▶ **Work to complete**: All entries below need to be written out exactly, but without their pictures.

▶ **Excerpted records**:
^^^^^^^^^^^^^^^^

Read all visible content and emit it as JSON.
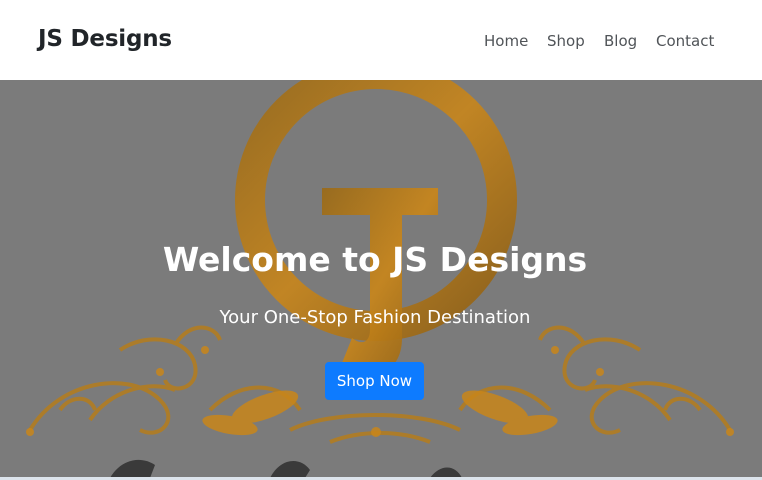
{
  "header": {
    "brand": "JS Designs",
    "nav": [
      {
        "label": "Home"
      },
      {
        "label": "Shop"
      },
      {
        "label": "Blog"
      },
      {
        "label": "Contact"
      }
    ]
  },
  "hero": {
    "title": "Welcome to JS Designs",
    "subtitle": "Your One-Stop Fashion Destination",
    "button_label": "Shop Now",
    "logo_letter": "J"
  },
  "colors": {
    "button": "#0d7bff",
    "overlay": "#7b7b7b",
    "logo_gold": "#c9861a"
  }
}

^^^^^^^^^^^^^^^^

▶ **Result of the task**:
Read all visible content and emit it as JSON.
{
  "header": {
    "brand": "JS Designs",
    "nav": [
      {
        "label": "Home"
      },
      {
        "label": "Shop"
      },
      {
        "label": "Blog"
      },
      {
        "label": "Contact"
      }
    ]
  },
  "hero": {
    "title": "Welcome to JS Designs",
    "subtitle": "Your One-Stop Fashion Destination",
    "button_label": "Shop Now",
    "logo_letter": "J"
  },
  "colors": {
    "button": "#0d7bff",
    "overlay": "#7b7b7b",
    "logo_gold": "#c9861a"
  }
}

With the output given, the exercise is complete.